*Challenge*.
List each line of the data that holds the word "信访工作条例".

________________

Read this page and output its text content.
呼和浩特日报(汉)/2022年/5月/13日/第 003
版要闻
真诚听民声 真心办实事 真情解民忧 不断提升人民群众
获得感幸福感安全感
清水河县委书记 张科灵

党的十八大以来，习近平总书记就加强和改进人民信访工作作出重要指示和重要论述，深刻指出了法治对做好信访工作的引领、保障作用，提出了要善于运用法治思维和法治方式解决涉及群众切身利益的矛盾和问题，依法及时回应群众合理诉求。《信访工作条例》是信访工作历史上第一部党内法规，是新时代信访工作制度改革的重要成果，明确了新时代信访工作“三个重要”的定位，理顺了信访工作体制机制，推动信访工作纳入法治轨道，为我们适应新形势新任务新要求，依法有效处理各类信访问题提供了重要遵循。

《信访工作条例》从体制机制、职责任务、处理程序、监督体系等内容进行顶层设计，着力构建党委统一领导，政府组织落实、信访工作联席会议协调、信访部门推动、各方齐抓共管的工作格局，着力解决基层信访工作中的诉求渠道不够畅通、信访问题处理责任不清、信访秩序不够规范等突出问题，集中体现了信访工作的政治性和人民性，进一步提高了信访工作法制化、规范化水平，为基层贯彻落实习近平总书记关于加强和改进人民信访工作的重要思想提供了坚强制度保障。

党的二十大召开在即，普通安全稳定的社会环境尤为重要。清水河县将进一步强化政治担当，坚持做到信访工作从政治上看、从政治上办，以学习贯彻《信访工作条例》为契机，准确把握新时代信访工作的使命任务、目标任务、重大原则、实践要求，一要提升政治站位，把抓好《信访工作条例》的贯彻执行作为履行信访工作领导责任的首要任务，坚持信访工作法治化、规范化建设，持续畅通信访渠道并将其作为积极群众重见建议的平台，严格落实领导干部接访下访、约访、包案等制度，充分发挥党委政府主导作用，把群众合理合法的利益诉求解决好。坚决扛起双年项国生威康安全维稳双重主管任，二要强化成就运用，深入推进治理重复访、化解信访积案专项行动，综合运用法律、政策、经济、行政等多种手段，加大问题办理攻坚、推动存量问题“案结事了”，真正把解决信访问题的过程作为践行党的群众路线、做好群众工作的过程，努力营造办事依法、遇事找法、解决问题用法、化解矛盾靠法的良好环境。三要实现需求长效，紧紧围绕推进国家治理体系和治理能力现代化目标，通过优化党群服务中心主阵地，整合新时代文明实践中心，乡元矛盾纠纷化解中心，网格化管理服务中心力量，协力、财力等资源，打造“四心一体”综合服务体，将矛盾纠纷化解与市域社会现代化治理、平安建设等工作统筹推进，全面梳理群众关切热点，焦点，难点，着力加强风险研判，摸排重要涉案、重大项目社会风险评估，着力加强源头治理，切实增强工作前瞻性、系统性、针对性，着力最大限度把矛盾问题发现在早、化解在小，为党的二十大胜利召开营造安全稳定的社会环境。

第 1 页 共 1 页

________________

*Correct result*.
党的十八大以来，习近平总书记就加强和改进人民信访工作作出重要指示和重要论述，深刻指出了法治对做好信访工作的引领、保障作用，提出了要善于运用法治思维和法治方式解决涉及群众切身利益的矛盾和问题，依法及时回应群众合理诉求。《信访工作条例》是信访工作历史上第一部党内法规，是新时代信访工作制度改革的重要成果，明确了新时代信访工作“三个重要”的定位，理顺了信访工作体制机制，推动信访工作纳入法治轨道，为我们适应新形势新任务新要求，依法有效处理各类信访问题提供了重要遵循。
《信访工作条例》从体制机制、职责任务、处理程序、监督体系等内容进行顶层设计，着力构建党委统一领导，政府组织落实、信访工作联席会议协调、信访部门推动、各方齐抓共管的工作格局，着力解决基层信访工作中的诉求渠道不够畅通、信访问题处理责任不清、信访秩序不够规范等突出问题，集中体现了信访工作的政治性和人民性，进一步提高了信访工作法制化、规范化水平，为基层贯彻落实习近平总书记关于加强和改进人民信访工作的重要思想提供了坚强制度保障。
党的二十大召开在即，普通安全稳定的社会环境尤为重要。清水河县将进一步强化政治担当，坚持做到信访工作从政治上看、从政治上办，以学习贯彻《信访工作条例》为契机，准确把握新时代信访工作的使命任务、目标任务、重大原则、实践要求，一要提升政治站位，把抓好《信访工作条例》的贯彻执行作为履行信访工作领导责任的首要任务，坚持信访工作法治化、规范化建设，持续畅通信访渠道并将其作为积极群众重见建议的平台，严格落实领导干部接访下访、约访、包案等制度，充分发挥党委政府主导作用，把群众合理合法的利益诉求解决好。坚决扛起双年项国生威康安全维稳双重主管任，二要强化成就运用，深入推进治理重复访、化解信访积案专项行动，综合运用法律、政策、经济、行政等多种手段，加大问题办理攻坚、推动存量问题“案结事了”，真正把解决信访问题的过程作为践行党的群众路线、做好群众工作的过程，努力营造办事依法、遇事找法、解决问题用法、化解矛盾靠法的良好环境。三要实现需求长效，紧紧围绕推进国家治理体系和治理能力现代化目标，通过优化党群服务中心主阵地，整合新时代文明实践中心，乡元矛盾纠纷化解中心，网格化管理服务中心力量，协力、财力等资源，打造“四心一体”综合服务体，将矛盾纠纷化解与市域社会现代化治理、平安建设等工作统筹推进，全面梳理群众关切热点，焦点，难点，着力加强风险研判，摸排重要涉案、重大项目社会风险评估，着力加强源头治理，切实增强工作前瞻性、系统性、针对性，着力最大限度把矛盾问题发现在早、化解在小，为党的二十大胜利召开营造安全稳定的社会环境。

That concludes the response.